--- Start of DATA ---
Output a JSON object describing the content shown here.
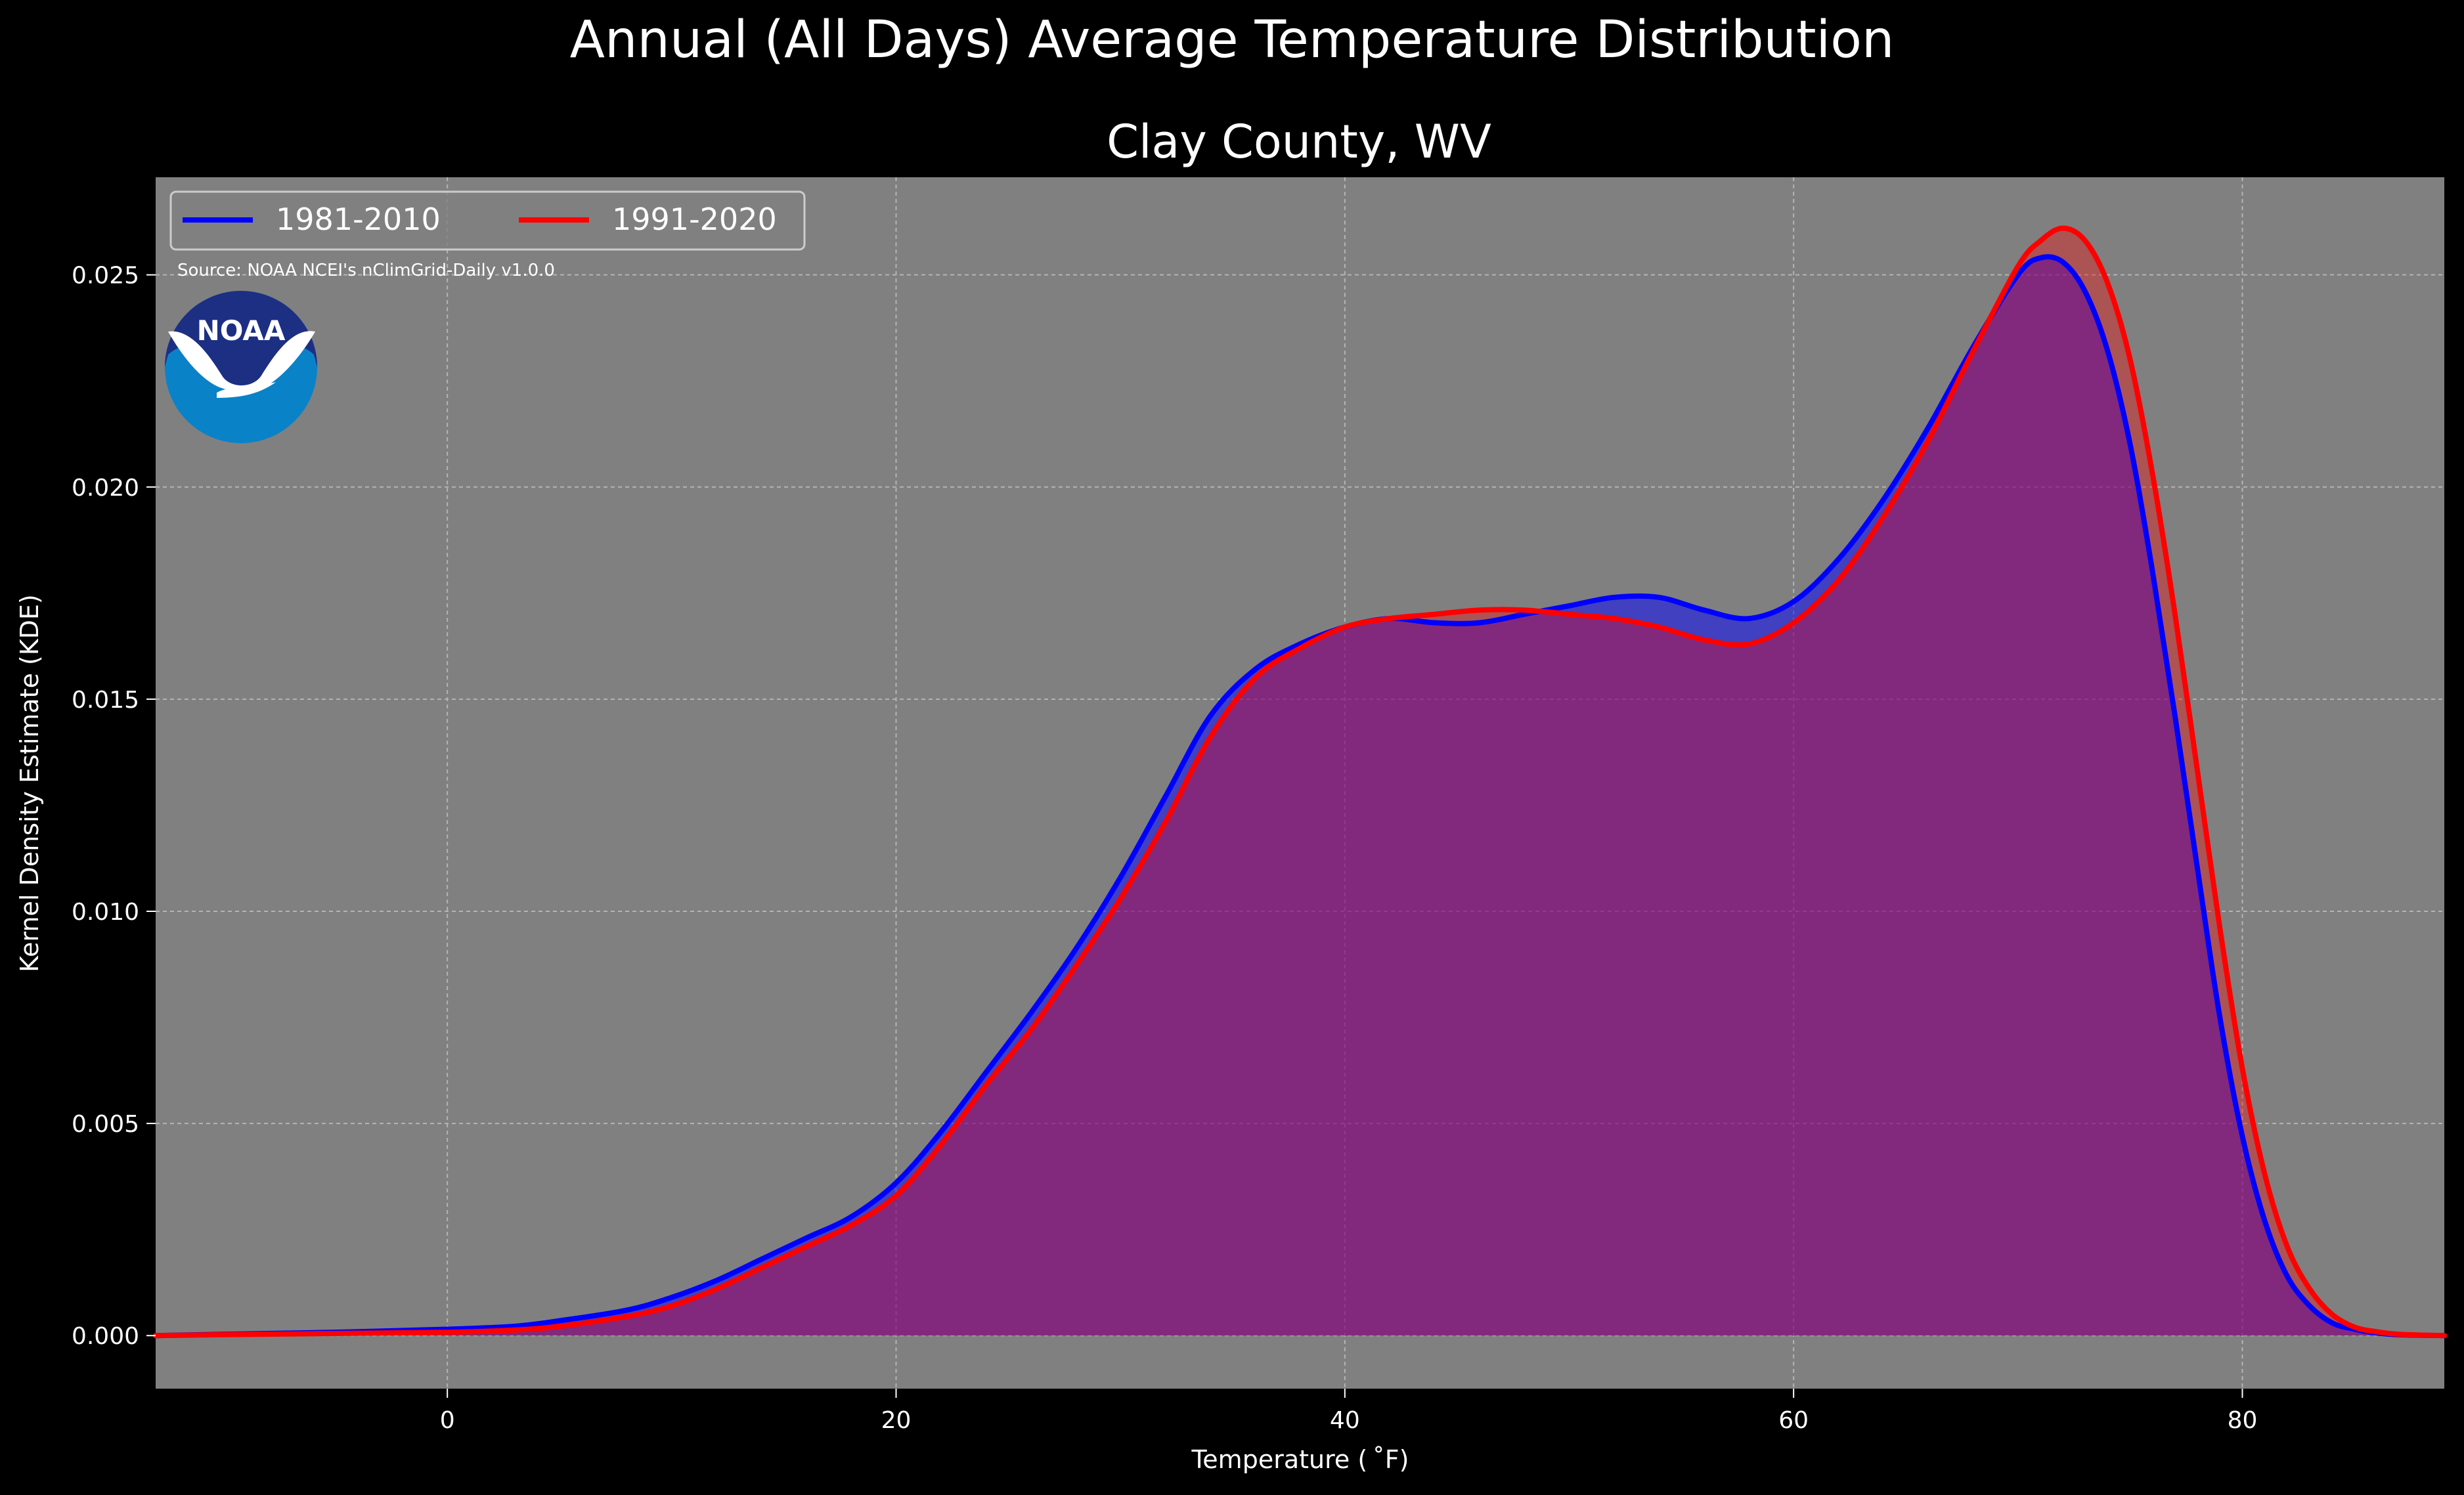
{
  "chart_data": {
    "type": "area",
    "suptitle": "Annual (All Days) Average Temperature Distribution",
    "title": "Clay County, WV",
    "xlabel": "Temperature ($^\\circ$F)",
    "xlabel_display": "Temperature ( ˚F)",
    "ylabel": "Kernel Density Estimate (KDE)",
    "xlim": [
      -13,
      89
    ],
    "ylim": [
      -0.00125,
      0.0273
    ],
    "xticks": [
      0,
      20,
      40,
      60,
      80
    ],
    "xtick_labels": [
      "0",
      "20",
      "40",
      "60",
      "80"
    ],
    "yticks": [
      0.0,
      0.005,
      0.01,
      0.015,
      0.02,
      0.025
    ],
    "ytick_labels": [
      "0.000",
      "0.005",
      "0.010",
      "0.015",
      "0.020",
      "0.025"
    ],
    "grid": true,
    "legend_position": "top-left",
    "source_note": "Source: NOAA NCEI's nClimGrid-Daily v1.0.0",
    "logo_text": "NOAA",
    "x": [
      -13,
      -10,
      -5,
      0,
      3,
      5,
      8,
      10,
      12,
      14,
      16,
      18,
      20,
      22,
      24,
      26,
      28,
      30,
      32,
      34,
      36,
      38,
      40,
      42,
      44,
      46,
      48,
      50,
      52,
      54,
      56,
      58,
      60,
      62,
      64,
      66,
      68,
      70,
      71,
      72,
      73,
      74,
      75,
      76,
      77,
      78,
      79,
      80,
      81,
      82,
      83,
      84,
      85,
      86,
      87,
      89
    ],
    "series": [
      {
        "name": "1981-2010",
        "color": "#0000ff",
        "fill": "rgba(0,0,255,0.5)",
        "values": [
          0.0,
          3e-05,
          8e-05,
          0.00015,
          0.00022,
          0.00035,
          0.0006,
          0.0009,
          0.0013,
          0.0018,
          0.0023,
          0.0028,
          0.0036,
          0.0048,
          0.0062,
          0.0076,
          0.0091,
          0.0108,
          0.0127,
          0.0146,
          0.0157,
          0.0163,
          0.0167,
          0.0169,
          0.0168,
          0.0168,
          0.017,
          0.0172,
          0.0174,
          0.0174,
          0.0171,
          0.0169,
          0.0173,
          0.0183,
          0.0197,
          0.0214,
          0.0233,
          0.025,
          0.0254,
          0.0253,
          0.0246,
          0.0232,
          0.021,
          0.018,
          0.0146,
          0.011,
          0.0075,
          0.0047,
          0.0027,
          0.0014,
          0.0007,
          0.0003,
          0.00015,
          6e-05,
          2e-05,
          0.0
        ]
      },
      {
        "name": "1991-2020",
        "color": "#ff0000",
        "fill": "rgba(255,0,0,0.35)",
        "values": [
          0.0,
          2e-05,
          5e-05,
          8e-05,
          0.00013,
          0.00022,
          0.00045,
          0.0007,
          0.0011,
          0.0016,
          0.0021,
          0.0026,
          0.0033,
          0.0045,
          0.0059,
          0.0072,
          0.0087,
          0.0103,
          0.0121,
          0.0141,
          0.0155,
          0.0162,
          0.0167,
          0.0169,
          0.017,
          0.0171,
          0.0171,
          0.017,
          0.0169,
          0.0167,
          0.0164,
          0.0163,
          0.0168,
          0.0178,
          0.0193,
          0.0211,
          0.0232,
          0.0252,
          0.0258,
          0.0261,
          0.0258,
          0.0248,
          0.023,
          0.0203,
          0.017,
          0.0133,
          0.0096,
          0.0063,
          0.0038,
          0.0021,
          0.0011,
          0.0005,
          0.0002,
          9e-05,
          3e-05,
          0.0
        ]
      }
    ]
  }
}
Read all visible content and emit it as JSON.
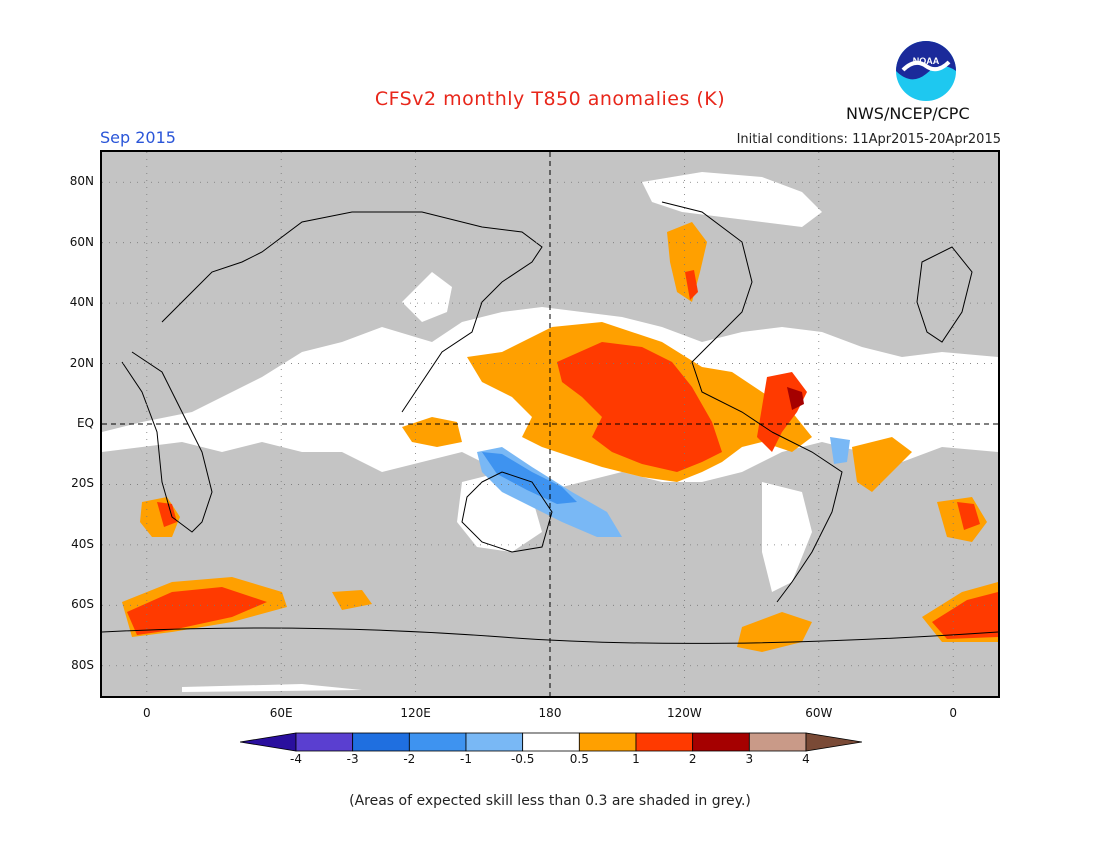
{
  "title": "CFSv2 monthly T850 anomalies (K)",
  "valid_month": "Sep 2015",
  "initial_conditions": "Initial conditions: 11Apr2015-20Apr2015",
  "agency": "NWS/NCEP/CPC",
  "logo_text": "NOAA",
  "footnote": "(Areas of expected skill less than 0.3 are shaded in grey.)",
  "map": {
    "lon_range": [
      -20,
      380
    ],
    "lat_range": [
      -90,
      90
    ],
    "lat_ticks": [
      {
        "lat": 80,
        "label": "80N"
      },
      {
        "lat": 60,
        "label": "60N"
      },
      {
        "lat": 40,
        "label": "40N"
      },
      {
        "lat": 20,
        "label": "20N"
      },
      {
        "lat": 0,
        "label": "EQ"
      },
      {
        "lat": -20,
        "label": "20S"
      },
      {
        "lat": -40,
        "label": "40S"
      },
      {
        "lat": -60,
        "label": "60S"
      },
      {
        "lat": -80,
        "label": "80S"
      }
    ],
    "lon_ticks": [
      {
        "lon": 0,
        "label": "0"
      },
      {
        "lon": 60,
        "label": "60E"
      },
      {
        "lon": 120,
        "label": "120E"
      },
      {
        "lon": 180,
        "label": "180"
      },
      {
        "lon": 240,
        "label": "120W"
      },
      {
        "lon": 300,
        "label": "60W"
      },
      {
        "lon": 360,
        "label": "0"
      }
    ]
  },
  "colorbar": {
    "labels": [
      "-4",
      "-3",
      "-2",
      "-1",
      "-0.5",
      "0.5",
      "1",
      "2",
      "3",
      "4"
    ],
    "colors": [
      "#2a0f9e",
      "#5a3fd0",
      "#1f6fe0",
      "#3e93f0",
      "#79b8f5",
      "#ffffff",
      "#ffa000",
      "#ff3a00",
      "#a50000",
      "#c99a88",
      "#7a4a36"
    ]
  },
  "colors": {
    "grey_skill": "#c4c4c4",
    "title": "#e8261a",
    "month": "#2a55d8"
  }
}
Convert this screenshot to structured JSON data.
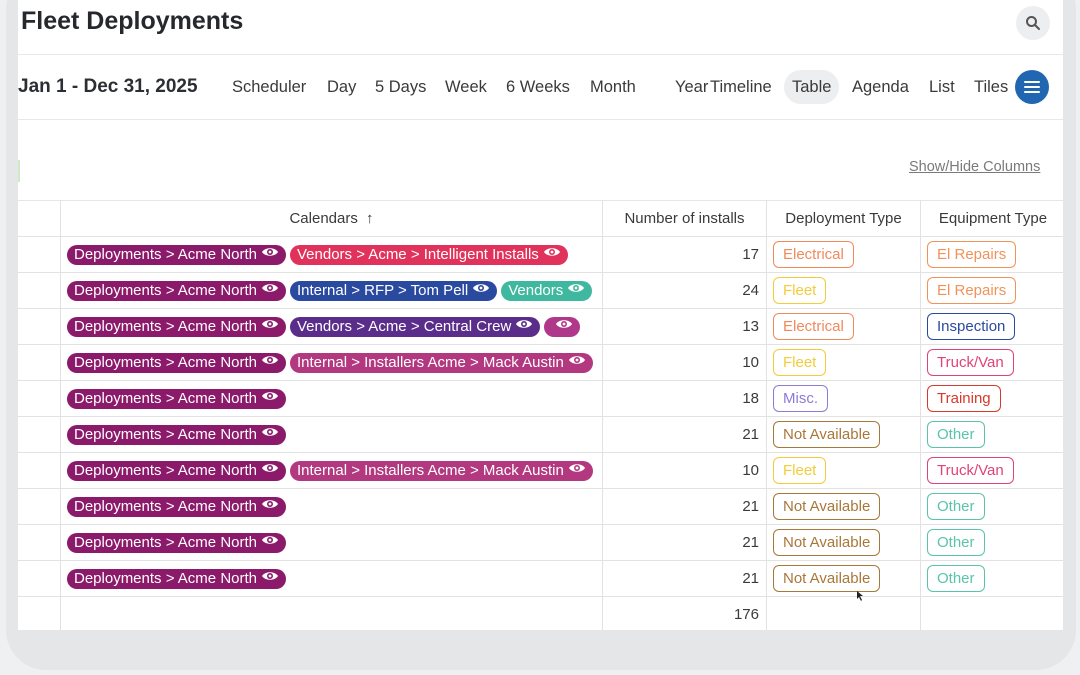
--- End of DATA ---
REQUIREMENT: Reproduce the entries exactly. Do not carry over any picture.

ANSWER TO THE EXERCISE:
Output a JSON object describing the content shown here.
{
  "chart_data": {
    "type": "area",
    "suptitle": "Annual (All Days) Average Temperature Distribution",
    "title": "Clay County, WV",
    "xlabel": "Temperature ($^\\circ$F)",
    "xlabel_display": "Temperature ( ˚F)",
    "ylabel": "Kernel Density Estimate (KDE)",
    "xlim": [
      -13,
      89
    ],
    "ylim": [
      -0.00125,
      0.0273
    ],
    "xticks": [
      0,
      20,
      40,
      60,
      80
    ],
    "xtick_labels": [
      "0",
      "20",
      "40",
      "60",
      "80"
    ],
    "yticks": [
      0.0,
      0.005,
      0.01,
      0.015,
      0.02,
      0.025
    ],
    "ytick_labels": [
      "0.000",
      "0.005",
      "0.010",
      "0.015",
      "0.020",
      "0.025"
    ],
    "grid": true,
    "legend_position": "top-left",
    "source_note": "Source: NOAA NCEI's nClimGrid-Daily v1.0.0",
    "logo_text": "NOAA",
    "x": [
      -13,
      -10,
      -5,
      0,
      3,
      5,
      8,
      10,
      12,
      14,
      16,
      18,
      20,
      22,
      24,
      26,
      28,
      30,
      32,
      34,
      36,
      38,
      40,
      42,
      44,
      46,
      48,
      50,
      52,
      54,
      56,
      58,
      60,
      62,
      64,
      66,
      68,
      70,
      71,
      72,
      73,
      74,
      75,
      76,
      77,
      78,
      79,
      80,
      81,
      82,
      83,
      84,
      85,
      86,
      87,
      89
    ],
    "series": [
      {
        "name": "1981-2010",
        "color": "#0000ff",
        "fill": "rgba(0,0,255,0.5)",
        "values": [
          0.0,
          3e-05,
          8e-05,
          0.00015,
          0.00022,
          0.00035,
          0.0006,
          0.0009,
          0.0013,
          0.0018,
          0.0023,
          0.0028,
          0.0036,
          0.0048,
          0.0062,
          0.0076,
          0.0091,
          0.0108,
          0.0127,
          0.0146,
          0.0157,
          0.0163,
          0.0167,
          0.0169,
          0.0168,
          0.0168,
          0.017,
          0.0172,
          0.0174,
          0.0174,
          0.0171,
          0.0169,
          0.0173,
          0.0183,
          0.0197,
          0.0214,
          0.0233,
          0.025,
          0.0254,
          0.0253,
          0.0246,
          0.0232,
          0.021,
          0.018,
          0.0146,
          0.011,
          0.0075,
          0.0047,
          0.0027,
          0.0014,
          0.0007,
          0.0003,
          0.00015,
          6e-05,
          2e-05,
          0.0
        ]
      },
      {
        "name": "1991-2020",
        "color": "#ff0000",
        "fill": "rgba(255,0,0,0.35)",
        "values": [
          0.0,
          2e-05,
          5e-05,
          8e-05,
          0.00013,
          0.00022,
          0.00045,
          0.0007,
          0.0011,
          0.0016,
          0.0021,
          0.0026,
          0.0033,
          0.0045,
          0.0059,
          0.0072,
          0.0087,
          0.0103,
          0.0121,
          0.0141,
          0.0155,
          0.0162,
          0.0167,
          0.0169,
          0.017,
          0.0171,
          0.0171,
          0.017,
          0.0169,
          0.0167,
          0.0164,
          0.0163,
          0.0168,
          0.0178,
          0.0193,
          0.0211,
          0.0232,
          0.0252,
          0.0258,
          0.0261,
          0.0258,
          0.0248,
          0.023,
          0.0203,
          0.017,
          0.0133,
          0.0096,
          0.0063,
          0.0038,
          0.0021,
          0.0011,
          0.0005,
          0.0002,
          9e-05,
          3e-05,
          0.0
        ]
      }
    ]
  }
}
Read all visible content and emit it as JSON.
{
  "title": "CFSv2 monthly T850 anomalies (K)",
  "valid_month": "Sep 2015",
  "initial_conditions": "Initial conditions: 11Apr2015-20Apr2015",
  "agency": "NWS/NCEP/CPC",
  "logo_text": "NOAA",
  "footnote": "(Areas of expected skill less than 0.3 are shaded in grey.)",
  "map": {
    "lon_range": [
      -20,
      380
    ],
    "lat_range": [
      -90,
      90
    ],
    "lat_ticks": [
      {
        "lat": 80,
        "label": "80N"
      },
      {
        "lat": 60,
        "label": "60N"
      },
      {
        "lat": 40,
        "label": "40N"
      },
      {
        "lat": 20,
        "label": "20N"
      },
      {
        "lat": 0,
        "label": "EQ"
      },
      {
        "lat": -20,
        "label": "20S"
      },
      {
        "lat": -40,
        "label": "40S"
      },
      {
        "lat": -60,
        "label": "60S"
      },
      {
        "lat": -80,
        "label": "80S"
      }
    ],
    "lon_ticks": [
      {
        "lon": 0,
        "label": "0"
      },
      {
        "lon": 60,
        "label": "60E"
      },
      {
        "lon": 120,
        "label": "120E"
      },
      {
        "lon": 180,
        "label": "180"
      },
      {
        "lon": 240,
        "label": "120W"
      },
      {
        "lon": 300,
        "label": "60W"
      },
      {
        "lon": 360,
        "label": "0"
      }
    ]
  },
  "colorbar": {
    "labels": [
      "-4",
      "-3",
      "-2",
      "-1",
      "-0.5",
      "0.5",
      "1",
      "2",
      "3",
      "4"
    ],
    "colors": [
      "#2a0f9e",
      "#5a3fd0",
      "#1f6fe0",
      "#3e93f0",
      "#79b8f5",
      "#ffffff",
      "#ffa000",
      "#ff3a00",
      "#a50000",
      "#c99a88",
      "#7a4a36"
    ]
  },
  "colors": {
    "grey_skill": "#c4c4c4",
    "title": "#e8261a",
    "month": "#2a55d8"
  }
}
Convert this screenshot to structured JSON data.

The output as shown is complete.